- RECORDS SHOWN:
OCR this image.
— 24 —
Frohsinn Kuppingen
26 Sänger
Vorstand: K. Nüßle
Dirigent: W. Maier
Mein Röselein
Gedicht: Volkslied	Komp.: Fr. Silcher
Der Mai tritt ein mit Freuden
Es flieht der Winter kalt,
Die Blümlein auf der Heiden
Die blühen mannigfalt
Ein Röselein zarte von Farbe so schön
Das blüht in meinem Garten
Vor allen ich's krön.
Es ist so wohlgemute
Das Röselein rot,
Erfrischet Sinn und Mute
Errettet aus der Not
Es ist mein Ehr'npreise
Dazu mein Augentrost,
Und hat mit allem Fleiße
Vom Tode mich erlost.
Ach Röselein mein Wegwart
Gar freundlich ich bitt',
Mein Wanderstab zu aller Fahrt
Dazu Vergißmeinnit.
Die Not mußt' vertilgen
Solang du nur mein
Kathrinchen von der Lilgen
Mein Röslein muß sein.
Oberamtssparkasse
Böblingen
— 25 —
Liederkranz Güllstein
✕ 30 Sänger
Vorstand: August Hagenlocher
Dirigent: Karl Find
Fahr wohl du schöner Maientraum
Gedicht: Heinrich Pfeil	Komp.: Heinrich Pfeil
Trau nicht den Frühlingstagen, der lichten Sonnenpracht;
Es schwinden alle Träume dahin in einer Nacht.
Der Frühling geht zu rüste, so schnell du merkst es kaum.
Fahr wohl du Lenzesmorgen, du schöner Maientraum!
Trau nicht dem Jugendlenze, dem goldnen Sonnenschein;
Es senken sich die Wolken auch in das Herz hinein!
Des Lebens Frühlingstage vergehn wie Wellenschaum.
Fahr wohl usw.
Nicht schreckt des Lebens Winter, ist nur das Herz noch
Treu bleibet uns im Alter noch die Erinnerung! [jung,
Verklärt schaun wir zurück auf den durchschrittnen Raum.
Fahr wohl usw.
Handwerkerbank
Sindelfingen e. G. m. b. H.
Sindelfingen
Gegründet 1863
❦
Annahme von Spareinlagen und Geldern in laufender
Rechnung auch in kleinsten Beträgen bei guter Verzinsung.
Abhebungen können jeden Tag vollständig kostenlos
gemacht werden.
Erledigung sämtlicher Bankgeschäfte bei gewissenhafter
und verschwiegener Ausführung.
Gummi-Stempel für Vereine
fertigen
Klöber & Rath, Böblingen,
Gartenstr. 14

- WHAT IS EXPECTED: Repeat the records above exactly, from the first line to the last.

- ANSWER TO THIS TASK:
OCR this image.
— 24 —
Frohsinn Kuppingen
26 Sänger
Vorstand: K. Nüßle
Dirigent: W. Maier
Mein Röselein
Gedicht: Volkslied	Komp.: Fr. Silcher
Der Mai tritt ein mit Freuden
Es flieht der Winter kalt,
Die Blümlein auf der Heiden
Die blühen mannigfalt
Ein Röselein zarte von Farbe so schön
Das blüht in meinem Garten
Vor allen ich's krön.
Es ist so wohlgemute
Das Röselein rot,
Erfrischet Sinn und Mute
Errettet aus der Not
Es ist mein Ehr'npreise
Dazu mein Augentrost,
Und hat mit allem Fleiße
Vom Tode mich erlost.
Ach Röselein mein Wegwart
Gar freundlich ich bitt',
Mein Wanderstab zu aller Fahrt
Dazu Vergißmeinnit.
Die Not mußt' vertilgen
Solang du nur mein
Kathrinchen von der Lilgen
Mein Röslein muß sein.
Oberamtssparkasse
Böblingen
— 25 —
Liederkranz Güllstein
✕ 30 Sänger
Vorstand: August Hagenlocher
Dirigent: Karl Find
Fahr wohl du schöner Maientraum
Gedicht: Heinrich Pfeil	Komp.: Heinrich Pfeil
Trau nicht den Frühlingstagen, der lichten Sonnenpracht;
Es schwinden alle Träume dahin in einer Nacht.
Der Frühling geht zu rüste, so schnell du merkst es kaum.
Fahr wohl du Lenzesmorgen, du schöner Maientraum!
Trau nicht dem Jugendlenze, dem goldnen Sonnenschein;
Es senken sich die Wolken auch in das Herz hinein!
Des Lebens Frühlingstage vergehn wie Wellenschaum.
Fahr wohl usw.
Nicht schreckt des Lebens Winter, ist nur das Herz noch
Treu bleibet uns im Alter noch die Erinnerung! [jung,
Verklärt schaun wir zurück auf den durchschrittnen Raum.
Fahr wohl usw.
Handwerkerbank
Sindelfingen e. G. m. b. H.
Sindelfingen
Gegründet 1863
❦
Annahme von Spareinlagen und Geldern in laufender
Rechnung auch in kleinsten Beträgen bei guter Verzinsung.
Abhebungen können jeden Tag vollständig kostenlos
gemacht werden.
Erledigung sämtlicher Bankgeschäfte bei gewissenhafter
und verschwiegener Ausführung.
Gummi-Stempel für Vereine
fertigen
Klöber & Rath, Böblingen,
Gartenstr. 14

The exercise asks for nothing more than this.